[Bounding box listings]
- - -
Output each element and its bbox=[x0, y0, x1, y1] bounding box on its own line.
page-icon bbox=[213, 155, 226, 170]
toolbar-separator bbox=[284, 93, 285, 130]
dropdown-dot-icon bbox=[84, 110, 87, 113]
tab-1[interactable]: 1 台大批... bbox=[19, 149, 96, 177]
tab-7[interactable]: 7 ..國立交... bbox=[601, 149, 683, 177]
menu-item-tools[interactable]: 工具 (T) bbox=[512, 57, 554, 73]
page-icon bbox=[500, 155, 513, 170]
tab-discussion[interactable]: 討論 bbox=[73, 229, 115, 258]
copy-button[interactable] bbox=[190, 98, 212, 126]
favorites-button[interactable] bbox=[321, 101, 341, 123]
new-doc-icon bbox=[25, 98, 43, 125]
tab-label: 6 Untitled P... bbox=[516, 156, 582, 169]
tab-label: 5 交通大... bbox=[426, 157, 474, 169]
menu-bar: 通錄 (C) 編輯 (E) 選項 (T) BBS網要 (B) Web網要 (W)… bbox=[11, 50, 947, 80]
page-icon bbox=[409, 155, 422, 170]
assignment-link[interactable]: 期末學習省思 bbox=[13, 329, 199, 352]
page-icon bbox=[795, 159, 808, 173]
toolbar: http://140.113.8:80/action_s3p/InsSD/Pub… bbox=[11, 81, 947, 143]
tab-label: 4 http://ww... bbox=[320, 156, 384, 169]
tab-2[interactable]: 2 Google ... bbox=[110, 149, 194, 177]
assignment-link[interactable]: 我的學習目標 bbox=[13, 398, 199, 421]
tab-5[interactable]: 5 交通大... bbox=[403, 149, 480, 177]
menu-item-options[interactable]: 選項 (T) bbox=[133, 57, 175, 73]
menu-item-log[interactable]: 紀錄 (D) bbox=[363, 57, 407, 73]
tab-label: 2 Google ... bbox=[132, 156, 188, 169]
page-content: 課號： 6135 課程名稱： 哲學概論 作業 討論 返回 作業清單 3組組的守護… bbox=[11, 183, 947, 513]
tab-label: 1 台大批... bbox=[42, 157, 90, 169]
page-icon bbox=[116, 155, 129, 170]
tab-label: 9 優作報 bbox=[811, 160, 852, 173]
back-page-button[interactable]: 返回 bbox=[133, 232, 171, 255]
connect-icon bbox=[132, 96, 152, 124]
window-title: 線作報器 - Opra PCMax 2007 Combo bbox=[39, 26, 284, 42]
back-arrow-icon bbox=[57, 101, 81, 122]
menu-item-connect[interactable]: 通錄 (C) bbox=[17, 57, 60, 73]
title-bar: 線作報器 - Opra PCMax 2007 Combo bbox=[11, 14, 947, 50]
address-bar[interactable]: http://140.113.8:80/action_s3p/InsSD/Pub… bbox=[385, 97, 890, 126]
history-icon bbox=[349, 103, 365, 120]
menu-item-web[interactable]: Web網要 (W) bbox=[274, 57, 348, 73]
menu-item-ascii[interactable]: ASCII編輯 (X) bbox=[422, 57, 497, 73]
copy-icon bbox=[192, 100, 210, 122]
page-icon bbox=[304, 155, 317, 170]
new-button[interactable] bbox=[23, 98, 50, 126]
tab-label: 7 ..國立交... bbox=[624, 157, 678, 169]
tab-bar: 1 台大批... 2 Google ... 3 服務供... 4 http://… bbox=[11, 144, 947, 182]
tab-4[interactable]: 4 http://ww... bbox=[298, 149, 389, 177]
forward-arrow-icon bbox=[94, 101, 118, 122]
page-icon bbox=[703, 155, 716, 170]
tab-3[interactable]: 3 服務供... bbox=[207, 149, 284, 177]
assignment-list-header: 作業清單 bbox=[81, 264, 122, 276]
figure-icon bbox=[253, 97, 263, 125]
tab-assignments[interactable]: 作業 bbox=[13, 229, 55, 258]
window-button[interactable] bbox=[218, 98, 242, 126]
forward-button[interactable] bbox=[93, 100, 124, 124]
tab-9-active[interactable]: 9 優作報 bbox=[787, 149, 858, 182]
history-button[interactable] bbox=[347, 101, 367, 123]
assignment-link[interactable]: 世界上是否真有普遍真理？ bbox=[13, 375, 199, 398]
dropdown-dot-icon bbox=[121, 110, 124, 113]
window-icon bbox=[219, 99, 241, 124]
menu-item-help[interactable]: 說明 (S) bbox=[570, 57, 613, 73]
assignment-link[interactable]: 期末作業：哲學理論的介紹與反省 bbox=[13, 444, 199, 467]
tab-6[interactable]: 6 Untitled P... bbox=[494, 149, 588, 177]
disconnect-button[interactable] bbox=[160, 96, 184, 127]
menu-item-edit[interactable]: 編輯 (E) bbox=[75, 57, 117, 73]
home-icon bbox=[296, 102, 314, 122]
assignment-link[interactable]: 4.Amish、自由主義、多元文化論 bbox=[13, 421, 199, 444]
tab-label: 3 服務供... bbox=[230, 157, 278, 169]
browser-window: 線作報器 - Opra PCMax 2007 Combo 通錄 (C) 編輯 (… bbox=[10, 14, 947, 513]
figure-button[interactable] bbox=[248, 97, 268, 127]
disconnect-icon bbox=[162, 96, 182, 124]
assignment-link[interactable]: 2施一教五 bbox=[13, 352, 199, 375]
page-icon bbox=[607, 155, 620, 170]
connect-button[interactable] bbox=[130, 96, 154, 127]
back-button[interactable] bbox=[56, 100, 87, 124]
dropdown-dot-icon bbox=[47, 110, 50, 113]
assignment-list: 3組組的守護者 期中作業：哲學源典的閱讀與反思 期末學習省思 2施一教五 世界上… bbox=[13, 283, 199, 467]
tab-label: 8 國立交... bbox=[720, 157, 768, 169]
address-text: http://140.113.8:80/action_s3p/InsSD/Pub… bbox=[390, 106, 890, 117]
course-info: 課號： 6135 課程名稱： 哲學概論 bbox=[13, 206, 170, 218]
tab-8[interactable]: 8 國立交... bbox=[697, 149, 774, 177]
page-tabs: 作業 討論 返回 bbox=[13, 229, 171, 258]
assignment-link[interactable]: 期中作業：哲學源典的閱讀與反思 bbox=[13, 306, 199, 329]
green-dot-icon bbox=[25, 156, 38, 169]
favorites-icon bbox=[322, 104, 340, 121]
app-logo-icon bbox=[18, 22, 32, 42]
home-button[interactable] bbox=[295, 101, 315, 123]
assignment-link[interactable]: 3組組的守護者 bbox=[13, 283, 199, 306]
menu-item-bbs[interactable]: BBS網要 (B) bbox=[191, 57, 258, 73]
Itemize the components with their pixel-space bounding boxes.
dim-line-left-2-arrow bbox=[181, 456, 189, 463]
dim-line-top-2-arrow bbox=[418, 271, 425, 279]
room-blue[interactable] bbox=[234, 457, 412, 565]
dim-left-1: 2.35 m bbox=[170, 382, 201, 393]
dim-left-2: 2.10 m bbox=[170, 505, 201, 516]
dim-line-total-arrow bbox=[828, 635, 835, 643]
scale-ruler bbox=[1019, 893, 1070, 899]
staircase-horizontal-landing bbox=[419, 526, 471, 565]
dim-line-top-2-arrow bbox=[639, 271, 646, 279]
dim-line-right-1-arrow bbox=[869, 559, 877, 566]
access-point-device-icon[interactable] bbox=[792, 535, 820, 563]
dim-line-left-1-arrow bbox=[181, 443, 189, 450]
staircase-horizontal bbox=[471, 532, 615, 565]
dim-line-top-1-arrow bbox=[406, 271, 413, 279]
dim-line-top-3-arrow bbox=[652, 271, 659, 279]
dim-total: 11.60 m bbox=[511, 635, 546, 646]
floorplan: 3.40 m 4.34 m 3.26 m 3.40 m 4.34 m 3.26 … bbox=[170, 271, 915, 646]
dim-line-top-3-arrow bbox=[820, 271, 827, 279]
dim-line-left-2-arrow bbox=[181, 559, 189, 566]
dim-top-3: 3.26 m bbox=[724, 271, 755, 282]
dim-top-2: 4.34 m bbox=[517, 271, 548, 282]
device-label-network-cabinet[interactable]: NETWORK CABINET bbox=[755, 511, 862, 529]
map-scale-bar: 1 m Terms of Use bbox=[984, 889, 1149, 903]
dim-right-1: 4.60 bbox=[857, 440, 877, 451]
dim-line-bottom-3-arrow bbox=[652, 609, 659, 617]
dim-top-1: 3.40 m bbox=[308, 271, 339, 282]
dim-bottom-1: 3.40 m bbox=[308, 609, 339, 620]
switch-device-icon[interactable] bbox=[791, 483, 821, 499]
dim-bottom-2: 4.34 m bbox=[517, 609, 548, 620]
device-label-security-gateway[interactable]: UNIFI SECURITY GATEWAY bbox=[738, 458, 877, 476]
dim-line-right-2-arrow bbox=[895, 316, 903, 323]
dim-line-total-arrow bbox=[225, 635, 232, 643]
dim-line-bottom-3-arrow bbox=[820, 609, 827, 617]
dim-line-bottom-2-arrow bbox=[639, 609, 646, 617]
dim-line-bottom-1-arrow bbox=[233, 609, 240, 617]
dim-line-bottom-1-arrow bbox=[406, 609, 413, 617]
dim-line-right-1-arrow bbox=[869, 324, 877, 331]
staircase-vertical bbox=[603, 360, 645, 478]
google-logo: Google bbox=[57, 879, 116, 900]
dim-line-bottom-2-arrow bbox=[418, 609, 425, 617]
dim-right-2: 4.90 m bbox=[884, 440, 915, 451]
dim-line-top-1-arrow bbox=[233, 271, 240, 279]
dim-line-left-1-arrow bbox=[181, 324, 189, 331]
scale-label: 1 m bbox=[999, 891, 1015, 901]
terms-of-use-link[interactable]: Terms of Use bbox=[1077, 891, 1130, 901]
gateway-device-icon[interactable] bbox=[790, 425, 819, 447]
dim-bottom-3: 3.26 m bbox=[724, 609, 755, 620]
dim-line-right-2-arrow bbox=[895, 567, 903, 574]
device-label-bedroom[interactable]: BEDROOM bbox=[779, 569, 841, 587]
- - -
To be done: Quote the data verbatim from its first line through the line that contains "tab-label: 2 Google", including both of these lines.

Answer to the problem:
Output each element and its bbox=[x0, y0, x1, y1] bounding box on its own line.
page-icon bbox=[213, 155, 226, 170]
toolbar-separator bbox=[284, 93, 285, 130]
dropdown-dot-icon bbox=[84, 110, 87, 113]
tab-1[interactable]: 1 台大批... bbox=[19, 149, 96, 177]
tab-7[interactable]: 7 ..國立交... bbox=[601, 149, 683, 177]
menu-item-tools[interactable]: 工具 (T) bbox=[512, 57, 554, 73]
page-icon bbox=[500, 155, 513, 170]
tab-discussion[interactable]: 討論 bbox=[73, 229, 115, 258]
copy-button[interactable] bbox=[190, 98, 212, 126]
favorites-button[interactable] bbox=[321, 101, 341, 123]
new-doc-icon bbox=[25, 98, 43, 125]
tab-label: 6 Untitled P... bbox=[516, 156, 582, 169]
tab-label: 5 交通大... bbox=[426, 157, 474, 169]
menu-bar: 通錄 (C) 編輯 (E) 選項 (T) BBS網要 (B) Web網要 (W)… bbox=[11, 50, 947, 80]
page-icon bbox=[409, 155, 422, 170]
assignment-link[interactable]: 期末學習省思 bbox=[13, 329, 199, 352]
page-icon bbox=[795, 159, 808, 173]
toolbar: http://140.113.8:80/action_s3p/InsSD/Pub… bbox=[11, 81, 947, 143]
tab-label: 4 http://ww... bbox=[320, 156, 384, 169]
tab-2[interactable]: 2 Google ... bbox=[110, 149, 194, 177]
assignment-link[interactable]: 我的學習目標 bbox=[13, 398, 199, 421]
tab-5[interactable]: 5 交通大... bbox=[403, 149, 480, 177]
menu-item-options[interactable]: 選項 (T) bbox=[133, 57, 175, 73]
menu-item-log[interactable]: 紀錄 (D) bbox=[363, 57, 407, 73]
tab-label: 2 Google ... bbox=[132, 156, 188, 169]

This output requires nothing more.